Copy out every line of the saved entries below word for word, changing nothing.

Saved entries:
----
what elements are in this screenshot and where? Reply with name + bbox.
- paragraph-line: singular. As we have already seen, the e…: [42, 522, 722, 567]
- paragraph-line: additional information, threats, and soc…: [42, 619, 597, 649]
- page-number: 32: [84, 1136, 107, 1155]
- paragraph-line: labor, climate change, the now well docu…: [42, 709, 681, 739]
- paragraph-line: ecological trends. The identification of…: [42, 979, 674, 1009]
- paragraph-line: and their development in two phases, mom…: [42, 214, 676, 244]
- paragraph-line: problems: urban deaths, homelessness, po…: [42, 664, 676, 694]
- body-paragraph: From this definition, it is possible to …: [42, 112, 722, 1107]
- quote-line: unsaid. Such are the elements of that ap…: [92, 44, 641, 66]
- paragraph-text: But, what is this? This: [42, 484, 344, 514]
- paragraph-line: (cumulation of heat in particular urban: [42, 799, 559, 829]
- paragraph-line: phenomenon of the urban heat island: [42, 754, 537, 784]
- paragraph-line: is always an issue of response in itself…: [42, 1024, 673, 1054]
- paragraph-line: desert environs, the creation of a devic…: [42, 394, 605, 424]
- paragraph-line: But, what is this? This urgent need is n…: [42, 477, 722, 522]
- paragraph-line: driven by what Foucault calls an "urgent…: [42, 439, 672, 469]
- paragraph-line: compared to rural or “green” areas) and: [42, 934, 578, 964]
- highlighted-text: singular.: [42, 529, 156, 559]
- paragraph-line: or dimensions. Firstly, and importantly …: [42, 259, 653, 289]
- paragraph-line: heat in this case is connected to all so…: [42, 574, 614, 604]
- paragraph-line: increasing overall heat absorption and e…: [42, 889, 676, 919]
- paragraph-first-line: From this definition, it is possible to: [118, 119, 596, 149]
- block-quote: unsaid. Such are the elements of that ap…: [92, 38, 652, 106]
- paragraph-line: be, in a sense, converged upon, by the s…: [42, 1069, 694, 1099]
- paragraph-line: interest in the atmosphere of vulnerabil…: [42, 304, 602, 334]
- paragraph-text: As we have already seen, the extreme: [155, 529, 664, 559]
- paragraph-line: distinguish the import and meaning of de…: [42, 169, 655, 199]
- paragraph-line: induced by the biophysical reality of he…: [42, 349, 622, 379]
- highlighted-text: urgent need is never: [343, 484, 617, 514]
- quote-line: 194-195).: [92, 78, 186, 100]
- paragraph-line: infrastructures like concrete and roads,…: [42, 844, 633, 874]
----
*Response to the task:*
what elements are in this screenshot and where? Reply with name + bbox.
- paragraph-line: singular. As we have already seen, the e…: [42, 522, 722, 567]
- paragraph-line: additional information, threats, and soc…: [42, 619, 597, 649]
- page-number: 32: [84, 1136, 107, 1155]
- paragraph-line: labor, climate change, the now well docu…: [42, 709, 681, 739]
- paragraph-line: ecological trends. The identification of…: [42, 979, 674, 1009]
- paragraph-line: and their development in two phases, mom…: [42, 214, 676, 244]
- paragraph-line: problems: urban deaths, homelessness, po…: [42, 664, 676, 694]
- body-paragraph: From this definition, it is possible to …: [42, 112, 722, 1107]
- quote-line: unsaid. Such are the elements of that ap…: [92, 44, 641, 66]
- paragraph-text: But, what is this? This: [42, 484, 344, 514]
- paragraph-line: (cumulation of heat in particular urban: [42, 799, 559, 829]
- paragraph-line: phenomenon of the urban heat island: [42, 754, 537, 784]
- paragraph-line: is always an issue of response in itself…: [42, 1024, 673, 1054]
- paragraph-line: desert environs, the creation of a devic…: [42, 394, 605, 424]
- paragraph-line: But, what is this? This urgent need is n…: [42, 477, 722, 522]
- paragraph-line: driven by what Foucault calls an "urgent…: [42, 439, 672, 469]
- paragraph-line: compared to rural or “green” areas) and: [42, 934, 578, 964]
- highlighted-text: singular.: [42, 529, 156, 559]
- paragraph-line: or dimensions. Firstly, and importantly …: [42, 259, 653, 289]
- paragraph-line: heat in this case is connected to all so…: [42, 574, 614, 604]
- paragraph-line: increasing overall heat absorption and e…: [42, 889, 676, 919]
- paragraph-first-line: From this definition, it is possible to: [118, 119, 596, 149]
- block-quote: unsaid. Such are the elements of that ap…: [92, 38, 652, 106]
- paragraph-line: be, in a sense, converged upon, by the s…: [42, 1069, 694, 1099]
- paragraph-line: interest in the atmosphere of vulnerabil…: [42, 304, 602, 334]
- paragraph-text: As we have already seen, the extreme: [155, 529, 664, 559]
- paragraph-line: distinguish the import and meaning of de…: [42, 169, 655, 199]
- paragraph-line: induced by the biophysical reality of he…: [42, 349, 622, 379]
- highlighted-text: urgent need is never: [343, 484, 617, 514]
- quote-line: 194-195).: [92, 78, 186, 100]
- paragraph-line: infrastructures like concrete and roads,…: [42, 844, 633, 874]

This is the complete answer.